— BEGIN Material provided —

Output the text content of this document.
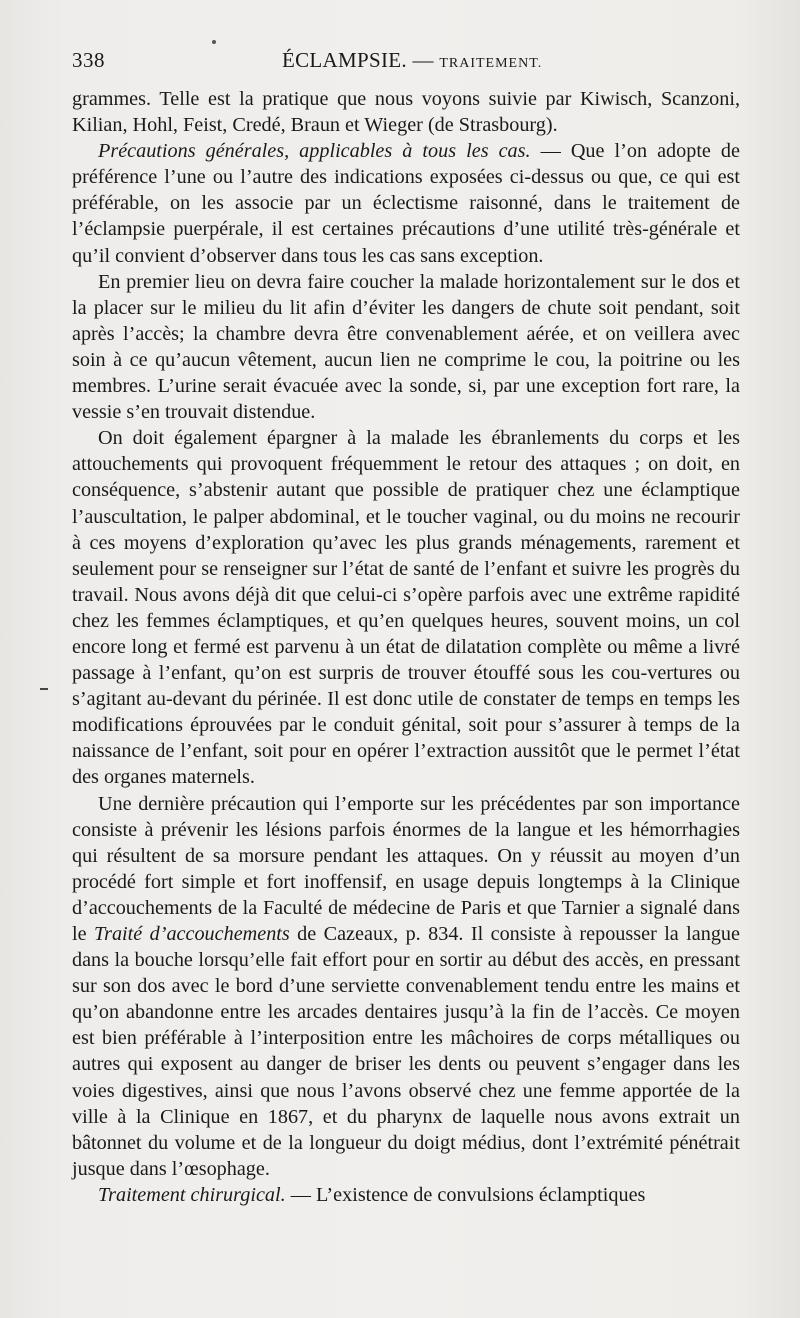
338	ÉCLAMPSIE. — TRAITEMENT.

grammes. Telle est la pratique que nous voyons suivie par Kiwisch, Scanzoni, Kilian, Hohl, Feist, Credé, Braun et Wieger (de Strasbourg).

Précautions générales, applicables à tous les cas. — Que l’on adopte de préférence l’une ou l’autre des indications exposées ci-dessus ou que, ce qui est préférable, on les associe par un éclectisme raisonné, dans le traitement de l’éclampsie puerpérale, il est certaines précautions d’une utilité très-générale et qu’il convient d’observer dans tous les cas sans exception.

En premier lieu on devra faire coucher la malade horizontalement sur le dos et la placer sur le milieu du lit afin d’éviter les dangers de chute soit pendant, soit après l’accès; la chambre devra être convenablement aérée, et on veillera avec soin à ce qu’aucun vêtement, aucun lien ne comprime le cou, la poitrine ou les membres. L’urine serait évacuée avec la sonde, si, par une exception fort rare, la vessie s’en trouvait distendue.

On doit également épargner à la malade les ébranlements du corps et les attouchements qui provoquent fréquemment le retour des attaques ; on doit, en conséquence, s’abstenir autant que possible de pratiquer chez une éclamptique l’auscultation, le palper abdominal, et le toucher vaginal, ou du moins ne recourir à ces moyens d’exploration qu’avec les plus grands ménagements, rarement et seulement pour se renseigner sur l’état de santé de l’enfant et suivre les progrès du travail. Nous avons déjà dit que celui-ci s’opère parfois avec une extrême rapidité chez les femmes éclamptiques, et qu’en quelques heures, souvent moins, un col encore long et fermé est parvenu à un état de dilatation complète ou même a livré passage à l’enfant, qu’on est surpris de trouver étouffé sous les cou-vertures ou s’agitant au-devant du périnée. Il est donc utile de constater de temps en temps les modifications éprouvées par le conduit génital, soit pour s’assurer à temps de la naissance de l’enfant, soit pour en opérer l’extraction aussitôt que le permet l’état des organes maternels.

Une dernière précaution qui l’emporte sur les précédentes par son importance consiste à prévenir les lésions parfois énormes de la langue et les hémorrhagies qui résultent de sa morsure pendant les attaques. On y réussit au moyen d’un procédé fort simple et fort inoffensif, en usage depuis longtemps à la Clinique d’accouchements de la Faculté de médecine de Paris et que Tarnier a signalé dans le Traité d’accouchements de Cazeaux, p. 834. Il consiste à repousser la langue dans la bouche lorsqu’elle fait effort pour en sortir au début des accès, en pressant sur son dos avec le bord d’une serviette convenablement tendu entre les mains et qu’on abandonne entre les arcades dentaires jusqu’à la fin de l’accès. Ce moyen est bien préférable à l’interposition entre les mâchoires de corps métalliques ou autres qui exposent au danger de briser les dents ou peuvent s’engager dans les voies digestives, ainsi que nous l’avons observé chez une femme apportée de la ville à la Clinique en 1867, et du pharynx de laquelle nous avons extrait un bâtonnet du volume et de la longueur du doigt médius, dont l’extrémité pénétrait jusque dans l’œsophage.

Traitement chirurgical. — L’existence de convulsions éclamptiques
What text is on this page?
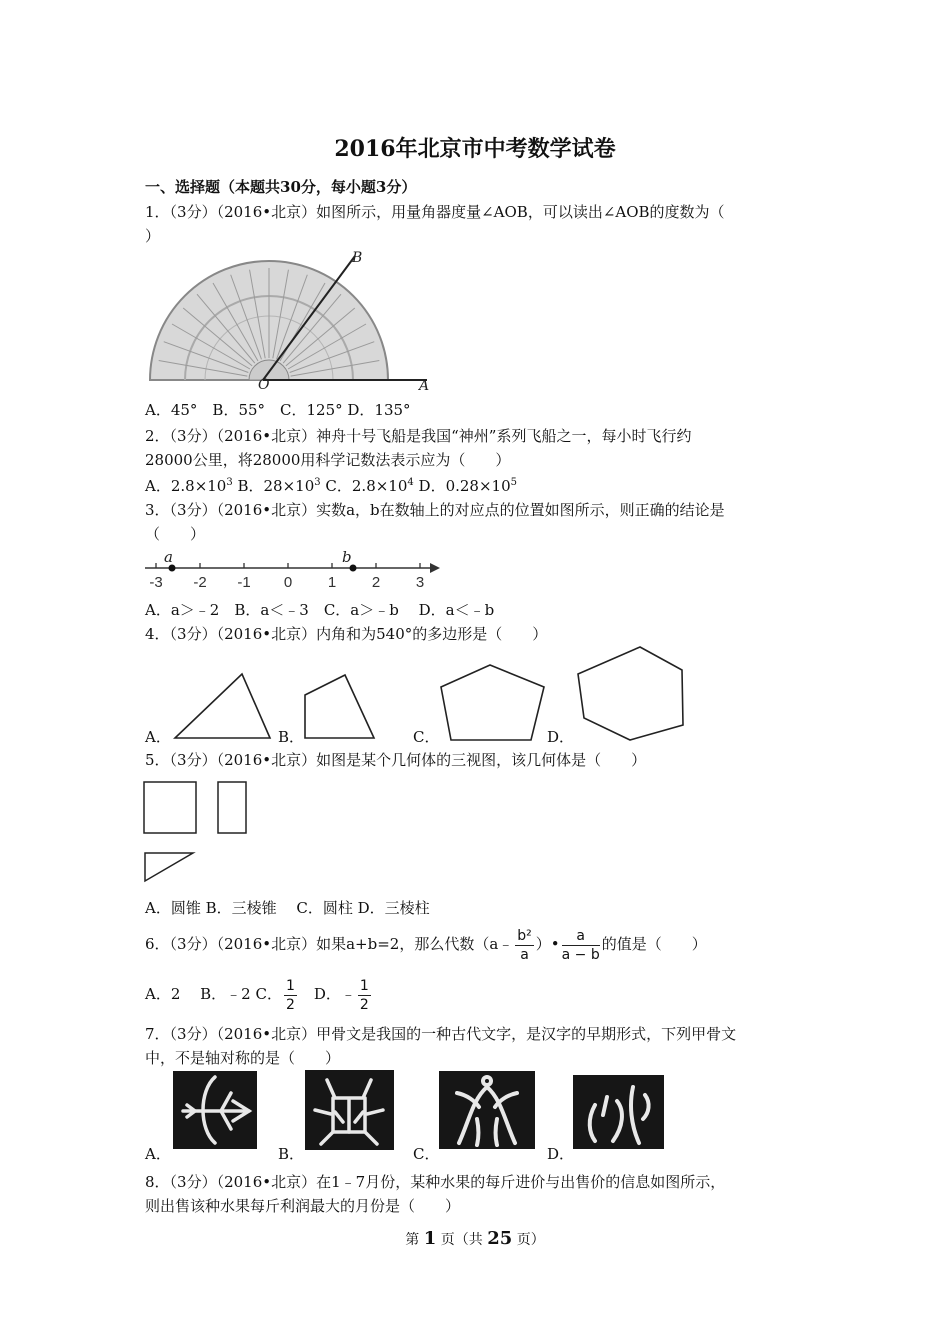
2016年北京市中考数学试卷
一、选择题（本题共30分，每小题3分）
1．（3分）（2016•北京）如图所示，用量角器度量∠AOB，可以读出∠AOB的度数为（
）
B
O	A
A．45°　B．55°　C．125° D．135°
2．（3分）（2016•北京）神舟十号飞船是我国“神州”系列飞船之一，每小时飞行约
28000公里，将28000用科学记数法表示应为（　　）
A．$2.8\times 10^3$ B．$28\times 10^3$ C．$2.8\times 10^4$ D．$0.28\times 10^5$
3．（3分）（2016•北京）实数a，b在数轴上的对应点的位置如图所示，则正确的结论是
（　　）
-3 -2 -1 0 1 2 3
a	b
A．a＞﹣2　B．a＜﹣3　C．a＞﹣b　 D．a＜﹣b
4．（3分）（2016•北京）内角和为540°的多边形是（　　）
A．	B．	C．	D．
5．（3分）（2016•北京）如图是某个几何体的三视图，该几何体是（　　）
A．圆锥 B．三棱锥　 C．圆柱 D．三棱柱
6．（3分）（2016•北京）如果a+b=2，那么代数（a﹣ $\frac{\text{b²}}{a}$ ）• $\frac{a}{a - b}$ 的值是（　　）
A．2　 B．﹣2 C． $\frac{1}{2}$ 　D．﹣ $\frac{1}{2}$
7．（3分）（2016•北京）甲骨文是我国的一种古代文字，是汉字的早期形式，下列甲骨文
中，不是轴对称的是（　　）
A．	B．	C．	D．
8．（3分）（2016•北京）在1﹣7月份，某种水果的每斤进价与出售价的信息如图所示，
则出售该种水果每斤利润最大的月份是（　　）
第 1 页（共 25 页）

— END Material provided —

◆ **Given task**:
From the data above, copy each line where the string "fort" appears.

◆ **The reply**:
En premier lieu on devra faire coucher la malade horizontalement sur le dos et la placer sur le milieu du lit afin d’éviter les dangers de chute soit pendant, soit après l’accès; la chambre devra être convenablement aérée, et on veillera avec soin à ce qu’aucun vêtement, aucun lien ne comprime le cou, la poitrine ou les membres. L’urine serait évacuée avec la sonde, si, par une exception fort rare, la vessie s’en trouvait distendue.
Une dernière précaution qui l’emporte sur les précédentes par son importance consiste à prévenir les lésions parfois énormes de la langue et les hémorrhagies qui résultent de sa morsure pendant les attaques. On y réussit au moyen d’un procédé fort simple et fort inoffensif, en usage depuis longtemps à la Clinique d’accouchements de la Faculté de médecine de Paris et que Tarnier a signalé dans le Traité d’accouchements de Cazeaux, p. 834. Il consiste à repousser la langue dans la bouche lorsqu’elle fait effort pour en sortir au début des accès, en pressant sur son dos avec le bord d’une serviette convenablement tendu entre les mains et qu’on abandonne entre les arcades dentaires jusqu’à la fin de l’accès. Ce moyen est bien préférable à l’interposition entre les mâchoires de corps métalliques ou autres qui exposent au danger de briser les dents ou peuvent s’engager dans les voies digestives, ainsi que nous l’avons observé chez une femme apportée de la ville à la Clinique en 1867, et du pharynx de laquelle nous avons extrait un bâtonnet du volume et de la longueur du doigt médius, dont l’extrémité pénétrait jusque dans l’œsophage.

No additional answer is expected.